What is needed: Output all of the records exactly as written.

Items:
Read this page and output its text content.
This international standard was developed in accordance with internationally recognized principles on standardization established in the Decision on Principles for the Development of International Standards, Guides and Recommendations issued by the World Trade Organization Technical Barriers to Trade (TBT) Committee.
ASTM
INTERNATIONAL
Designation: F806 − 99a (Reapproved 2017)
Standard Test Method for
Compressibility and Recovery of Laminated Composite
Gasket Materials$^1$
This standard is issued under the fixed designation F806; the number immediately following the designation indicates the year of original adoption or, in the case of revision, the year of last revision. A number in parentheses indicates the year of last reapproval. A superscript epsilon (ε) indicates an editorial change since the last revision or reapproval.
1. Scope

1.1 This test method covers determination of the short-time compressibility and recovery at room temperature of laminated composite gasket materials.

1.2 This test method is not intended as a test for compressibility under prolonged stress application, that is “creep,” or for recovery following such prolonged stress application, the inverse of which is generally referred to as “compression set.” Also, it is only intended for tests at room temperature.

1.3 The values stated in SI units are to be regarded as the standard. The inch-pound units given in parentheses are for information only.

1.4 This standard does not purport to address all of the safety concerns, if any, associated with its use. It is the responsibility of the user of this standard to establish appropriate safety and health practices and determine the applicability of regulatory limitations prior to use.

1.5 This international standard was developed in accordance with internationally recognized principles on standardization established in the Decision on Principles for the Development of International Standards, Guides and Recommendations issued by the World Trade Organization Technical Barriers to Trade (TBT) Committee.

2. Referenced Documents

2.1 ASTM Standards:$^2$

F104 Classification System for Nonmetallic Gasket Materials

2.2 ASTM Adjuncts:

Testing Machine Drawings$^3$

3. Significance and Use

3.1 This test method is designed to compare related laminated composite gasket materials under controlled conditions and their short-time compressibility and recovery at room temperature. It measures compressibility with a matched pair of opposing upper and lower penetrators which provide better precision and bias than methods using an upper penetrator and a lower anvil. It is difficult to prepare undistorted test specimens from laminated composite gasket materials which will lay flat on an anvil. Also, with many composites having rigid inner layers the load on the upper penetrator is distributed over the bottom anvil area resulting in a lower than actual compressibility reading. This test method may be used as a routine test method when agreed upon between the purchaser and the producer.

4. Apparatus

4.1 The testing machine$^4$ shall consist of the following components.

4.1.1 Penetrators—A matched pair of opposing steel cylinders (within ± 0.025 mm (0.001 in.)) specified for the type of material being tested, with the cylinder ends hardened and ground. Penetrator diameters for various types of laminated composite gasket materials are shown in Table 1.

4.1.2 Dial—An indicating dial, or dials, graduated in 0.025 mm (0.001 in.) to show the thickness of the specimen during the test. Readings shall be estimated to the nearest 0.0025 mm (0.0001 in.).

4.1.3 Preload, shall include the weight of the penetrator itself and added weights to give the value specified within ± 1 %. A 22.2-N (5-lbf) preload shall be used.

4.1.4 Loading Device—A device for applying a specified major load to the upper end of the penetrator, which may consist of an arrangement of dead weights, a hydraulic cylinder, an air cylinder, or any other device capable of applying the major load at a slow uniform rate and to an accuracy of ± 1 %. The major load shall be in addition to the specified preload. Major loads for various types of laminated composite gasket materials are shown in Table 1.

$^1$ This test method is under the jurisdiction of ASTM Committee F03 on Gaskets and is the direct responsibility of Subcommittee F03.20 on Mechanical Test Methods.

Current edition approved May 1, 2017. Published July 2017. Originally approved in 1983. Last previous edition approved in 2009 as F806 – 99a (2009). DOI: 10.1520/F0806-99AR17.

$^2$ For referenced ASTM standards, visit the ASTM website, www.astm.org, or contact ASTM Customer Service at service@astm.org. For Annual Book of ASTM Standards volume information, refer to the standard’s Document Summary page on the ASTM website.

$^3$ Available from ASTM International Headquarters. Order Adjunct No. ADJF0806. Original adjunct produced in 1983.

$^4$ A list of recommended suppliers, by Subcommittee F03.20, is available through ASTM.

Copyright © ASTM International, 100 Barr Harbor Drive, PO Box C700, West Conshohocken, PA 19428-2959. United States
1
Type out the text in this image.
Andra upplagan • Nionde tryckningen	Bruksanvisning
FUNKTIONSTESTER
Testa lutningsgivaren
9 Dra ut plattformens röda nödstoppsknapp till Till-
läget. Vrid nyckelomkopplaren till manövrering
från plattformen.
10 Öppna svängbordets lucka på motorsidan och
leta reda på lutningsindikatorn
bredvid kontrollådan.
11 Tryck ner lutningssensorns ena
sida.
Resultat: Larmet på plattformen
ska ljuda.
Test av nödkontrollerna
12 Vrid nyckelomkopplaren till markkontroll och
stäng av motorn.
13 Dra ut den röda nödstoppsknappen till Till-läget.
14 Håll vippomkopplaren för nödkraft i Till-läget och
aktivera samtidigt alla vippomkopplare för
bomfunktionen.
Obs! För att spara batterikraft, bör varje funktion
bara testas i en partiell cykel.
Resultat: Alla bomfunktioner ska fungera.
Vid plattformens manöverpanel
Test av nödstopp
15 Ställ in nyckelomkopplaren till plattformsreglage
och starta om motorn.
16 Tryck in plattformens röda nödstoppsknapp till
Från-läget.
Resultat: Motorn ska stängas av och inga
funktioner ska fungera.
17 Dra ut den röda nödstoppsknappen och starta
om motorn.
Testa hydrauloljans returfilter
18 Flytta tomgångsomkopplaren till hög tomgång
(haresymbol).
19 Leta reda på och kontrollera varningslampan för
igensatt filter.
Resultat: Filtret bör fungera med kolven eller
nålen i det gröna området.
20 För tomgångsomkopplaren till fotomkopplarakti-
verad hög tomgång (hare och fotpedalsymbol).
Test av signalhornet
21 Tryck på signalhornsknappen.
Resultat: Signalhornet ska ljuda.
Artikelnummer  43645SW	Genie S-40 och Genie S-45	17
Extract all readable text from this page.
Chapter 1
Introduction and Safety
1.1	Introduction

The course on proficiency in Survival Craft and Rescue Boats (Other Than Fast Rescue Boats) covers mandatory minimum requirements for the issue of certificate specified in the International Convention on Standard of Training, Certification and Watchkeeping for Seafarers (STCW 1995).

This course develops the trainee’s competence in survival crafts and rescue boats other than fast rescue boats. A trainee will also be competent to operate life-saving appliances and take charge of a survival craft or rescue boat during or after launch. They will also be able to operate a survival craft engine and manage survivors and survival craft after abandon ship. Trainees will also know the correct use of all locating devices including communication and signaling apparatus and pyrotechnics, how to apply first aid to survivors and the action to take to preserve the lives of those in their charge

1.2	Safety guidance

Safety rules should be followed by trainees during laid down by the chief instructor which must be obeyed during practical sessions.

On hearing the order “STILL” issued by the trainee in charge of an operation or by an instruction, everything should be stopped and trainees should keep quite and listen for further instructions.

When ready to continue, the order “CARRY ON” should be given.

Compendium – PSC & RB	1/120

Task solution:
Read this page and output its text content.
This international standard was developed in accordance with internationally recognized principles on standardization established in the Decision on Principles for the Development of International Standards, Guides and Recommendations issued by the World Trade Organization Technical Barriers to Trade (TBT) Committee.
ASTM
INTERNATIONAL
Designation: F806 − 99a (Reapproved 2017)
Standard Test Method for
Compressibility and Recovery of Laminated Composite
Gasket Materials$^1$
This standard is issued under the fixed designation F806; the number immediately following the designation indicates the year of original adoption or, in the case of revision, the year of last revision. A number in parentheses indicates the year of last reapproval. A superscript epsilon (ε) indicates an editorial change since the last revision or reapproval.
1. Scope

1.1 This test method covers determination of the short-time compressibility and recovery at room temperature of laminated composite gasket materials.

1.2 This test method is not intended as a test for compressibility under prolonged stress application, that is “creep,” or for recovery following such prolonged stress application, the inverse of which is generally referred to as “compression set.” Also, it is only intended for tests at room temperature.

1.3 The values stated in SI units are to be regarded as the standard. The inch-pound units given in parentheses are for information only.

1.4 This standard does not purport to address all of the safety concerns, if any, associated with its use. It is the responsibility of the user of this standard to establish appropriate safety and health practices and determine the applicability of regulatory limitations prior to use.

1.5 This international standard was developed in accordance with internationally recognized principles on standardization established in the Decision on Principles for the Development of International Standards, Guides and Recommendations issued by the World Trade Organization Technical Barriers to Trade (TBT) Committee.

2. Referenced Documents

2.1 ASTM Standards:$^2$

F104 Classification System for Nonmetallic Gasket Materials

2.2 ASTM Adjuncts:

Testing Machine Drawings$^3$

3. Significance and Use

3.1 This test method is designed to compare related laminated composite gasket materials under controlled conditions and their short-time compressibility and recovery at room temperature. It measures compressibility with a matched pair of opposing upper and lower penetrators which provide better precision and bias than methods using an upper penetrator and a lower anvil. It is difficult to prepare undistorted test specimens from laminated composite gasket materials which will lay flat on an anvil. Also, with many composites having rigid inner layers the load on the upper penetrator is distributed over the bottom anvil area resulting in a lower than actual compressibility reading. This test method may be used as a routine test method when agreed upon between the purchaser and the producer.

4. Apparatus

4.1 The testing machine$^4$ shall consist of the following components.

4.1.1 Penetrators—A matched pair of opposing steel cylinders (within ± 0.025 mm (0.001 in.)) specified for the type of material being tested, with the cylinder ends hardened and ground. Penetrator diameters for various types of laminated composite gasket materials are shown in Table 1.

4.1.2 Dial—An indicating dial, or dials, graduated in 0.025 mm (0.001 in.) to show the thickness of the specimen during the test. Readings shall be estimated to the nearest 0.0025 mm (0.0001 in.).

4.1.3 Preload, shall include the weight of the penetrator itself and added weights to give the value specified within ± 1 %. A 22.2-N (5-lbf) preload shall be used.

4.1.4 Loading Device—A device for applying a specified major load to the upper end of the penetrator, which may consist of an arrangement of dead weights, a hydraulic cylinder, an air cylinder, or any other device capable of applying the major load at a slow uniform rate and to an accuracy of ± 1 %. The major load shall be in addition to the specified preload. Major loads for various types of laminated composite gasket materials are shown in Table 1.

$^1$ This test method is under the jurisdiction of ASTM Committee F03 on Gaskets and is the direct responsibility of Subcommittee F03.20 on Mechanical Test Methods.

Current edition approved May 1, 2017. Published July 2017. Originally approved in 1983. Last previous edition approved in 2009 as F806 – 99a (2009). DOI: 10.1520/F0806-99AR17.

$^2$ For referenced ASTM standards, visit the ASTM website, www.astm.org, or contact ASTM Customer Service at service@astm.org. For Annual Book of ASTM Standards volume information, refer to the standard’s Document Summary page on the ASTM website.

$^3$ Available from ASTM International Headquarters. Order Adjunct No. ADJF0806. Original adjunct produced in 1983.

$^4$ A list of recommended suppliers, by Subcommittee F03.20, is available through ASTM.

Copyright © ASTM International, 100 Barr Harbor Drive, PO Box C700, West Conshohocken, PA 19428-2959. United States
1
Type out the text in this image.
Andra upplagan • Nionde tryckningen	Bruksanvisning
FUNKTIONSTESTER
Testa lutningsgivaren
9 Dra ut plattformens röda nödstoppsknapp till Till-
läget. Vrid nyckelomkopplaren till manövrering
från plattformen.
10 Öppna svängbordets lucka på motorsidan och
leta reda på lutningsindikatorn
bredvid kontrollådan.
11 Tryck ner lutningssensorns ena
sida.
Resultat: Larmet på plattformen
ska ljuda.
Test av nödkontrollerna
12 Vrid nyckelomkopplaren till markkontroll och
stäng av motorn.
13 Dra ut den röda nödstoppsknappen till Till-läget.
14 Håll vippomkopplaren för nödkraft i Till-läget och
aktivera samtidigt alla vippomkopplare för
bomfunktionen.
Obs! För att spara batterikraft, bör varje funktion
bara testas i en partiell cykel.
Resultat: Alla bomfunktioner ska fungera.
Vid plattformens manöverpanel
Test av nödstopp
15 Ställ in nyckelomkopplaren till plattformsreglage
och starta om motorn.
16 Tryck in plattformens röda nödstoppsknapp till
Från-läget.
Resultat: Motorn ska stängas av och inga
funktioner ska fungera.
17 Dra ut den röda nödstoppsknappen och starta
om motorn.
Testa hydrauloljans returfilter
18 Flytta tomgångsomkopplaren till hög tomgång
(haresymbol).
19 Leta reda på och kontrollera varningslampan för
igensatt filter.
Resultat: Filtret bör fungera med kolven eller
nålen i det gröna området.
20 För tomgångsomkopplaren till fotomkopplarakti-
verad hög tomgång (hare och fotpedalsymbol).
Test av signalhornet
21 Tryck på signalhornsknappen.
Resultat: Signalhornet ska ljuda.
Artikelnummer  43645SW	Genie S-40 och Genie S-45	17
Extract all readable text from this page.
Chapter 1
Introduction and Safety
1.1	Introduction

The course on proficiency in Survival Craft and Rescue Boats (Other Than Fast Rescue Boats) covers mandatory minimum requirements for the issue of certificate specified in the International Convention on Standard of Training, Certification and Watchkeeping for Seafarers (STCW 1995).

This course develops the trainee’s competence in survival crafts and rescue boats other than fast rescue boats. A trainee will also be competent to operate life-saving appliances and take charge of a survival craft or rescue boat during or after launch. They will also be able to operate a survival craft engine and manage survivors and survival craft after abandon ship. Trainees will also know the correct use of all locating devices including communication and signaling apparatus and pyrotechnics, how to apply first aid to survivors and the action to take to preserve the lives of those in their charge

1.2	Safety guidance

Safety rules should be followed by trainees during laid down by the chief instructor which must be obeyed during practical sessions.

On hearing the order “STILL” issued by the trainee in charge of an operation or by an instruction, everything should be stopped and trainees should keep quite and listen for further instructions.

When ready to continue, the order “CARRY ON” should be given.

Compendium – PSC & RB	1/120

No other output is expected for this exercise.